### Required task
Gather each row below that contains the string "icon" and copy those rows in full. Case counts.

Element and region data:
╔══
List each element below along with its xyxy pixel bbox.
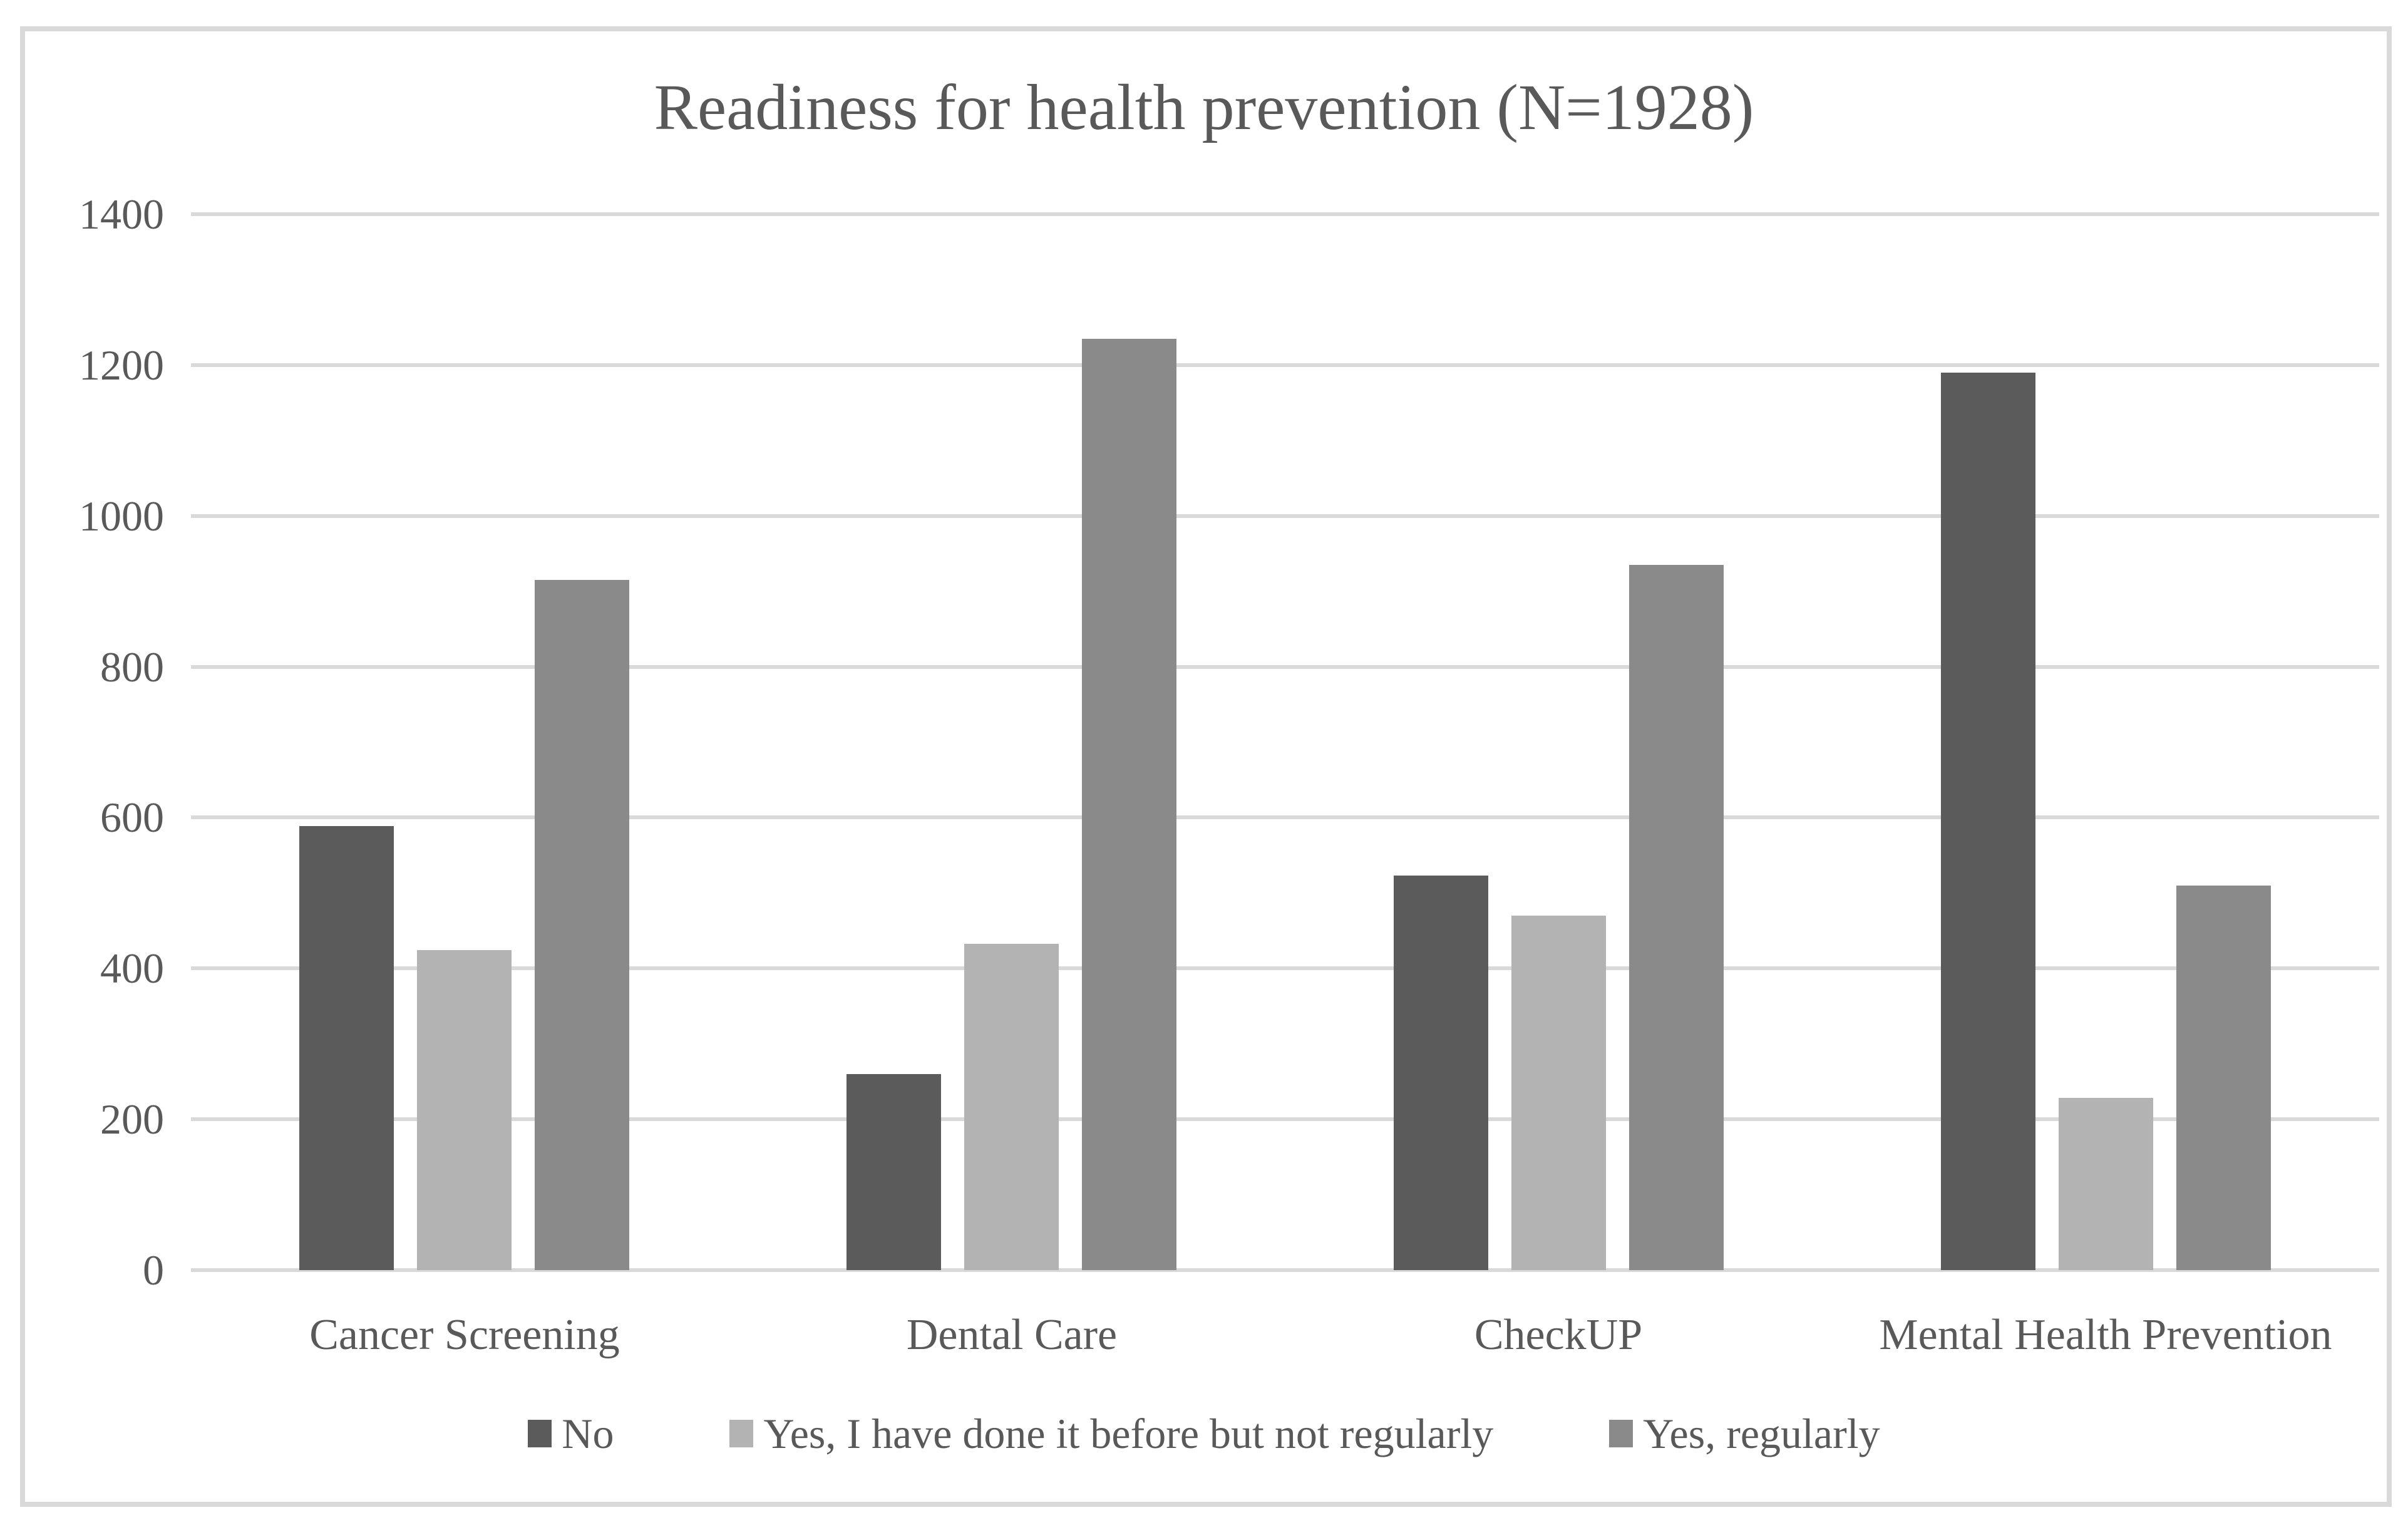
x-category-label: Cancer Screening (309, 1311, 620, 1359)
y-tick-label: 800 (100, 643, 164, 691)
y-tick-label: 0 (143, 1246, 164, 1294)
legend-swatch-icon (729, 1420, 754, 1447)
legend-swatch-icon (528, 1420, 552, 1447)
gridline (191, 514, 2379, 518)
bar-dental-care-series-1 (964, 944, 1059, 1270)
x-category-label: Mental Health Prevention (1879, 1311, 2332, 1359)
gridline (191, 664, 2379, 669)
gridline (191, 815, 2379, 820)
bar-mental-health-prevention-series-0 (1941, 373, 2035, 1270)
y-tick-label: 1400 (79, 190, 164, 238)
bar-dental-care-series-2 (1082, 339, 1176, 1270)
gridline (191, 966, 2379, 971)
y-tick-label: 1200 (79, 341, 164, 389)
y-tick-label: 600 (100, 794, 164, 842)
chart-border-frame (20, 26, 2392, 1507)
bar-checkup-series-2 (1629, 565, 1724, 1270)
legend-label: Yes, I have done it before but not regul… (763, 1410, 1494, 1457)
gridline (191, 212, 2379, 216)
bar-checkup-series-0 (1394, 876, 1488, 1270)
bar-mental-health-prevention-series-2 (2176, 886, 2271, 1270)
x-category-label: Dental Care (906, 1311, 1118, 1359)
legend-label: Yes, regularly (1643, 1410, 1880, 1457)
y-tick-label: 200 (100, 1095, 164, 1144)
gridline (191, 1117, 2379, 1122)
bar-cancer-screening-series-0 (299, 826, 394, 1270)
bar-cancer-screening-series-2 (535, 580, 629, 1270)
gridline (191, 363, 2379, 367)
legend: No Yes, I have done it before but not reg… (0, 1410, 2408, 1457)
x-category-label: CheckUP (1474, 1311, 1643, 1359)
bar-checkup-series-1 (1511, 916, 1606, 1270)
legend-item-2: Yes, regularly (1609, 1410, 1880, 1457)
y-tick-label: 1000 (79, 492, 164, 540)
bar-cancer-screening-series-1 (417, 950, 512, 1270)
bar-mental-health-prevention-series-1 (2059, 1098, 2153, 1270)
y-tick-label: 400 (100, 944, 164, 993)
legend-label: No (562, 1410, 614, 1457)
bar-dental-care-series-0 (846, 1074, 941, 1270)
legend-item-0: No (528, 1410, 614, 1457)
x-axis-line (191, 1268, 2379, 1272)
legend-swatch-icon (1609, 1420, 1634, 1447)
chart-title: Readiness for health prevention (N=1928) (654, 71, 1754, 143)
legend-item-1: Yes, I have done it before but not regul… (729, 1410, 1493, 1457)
╚══
### Exercise output
legend-swatch-icon (729, 1420, 754, 1447)
legend-swatch-icon (528, 1420, 552, 1447)
legend-swatch-icon (1609, 1420, 1634, 1447)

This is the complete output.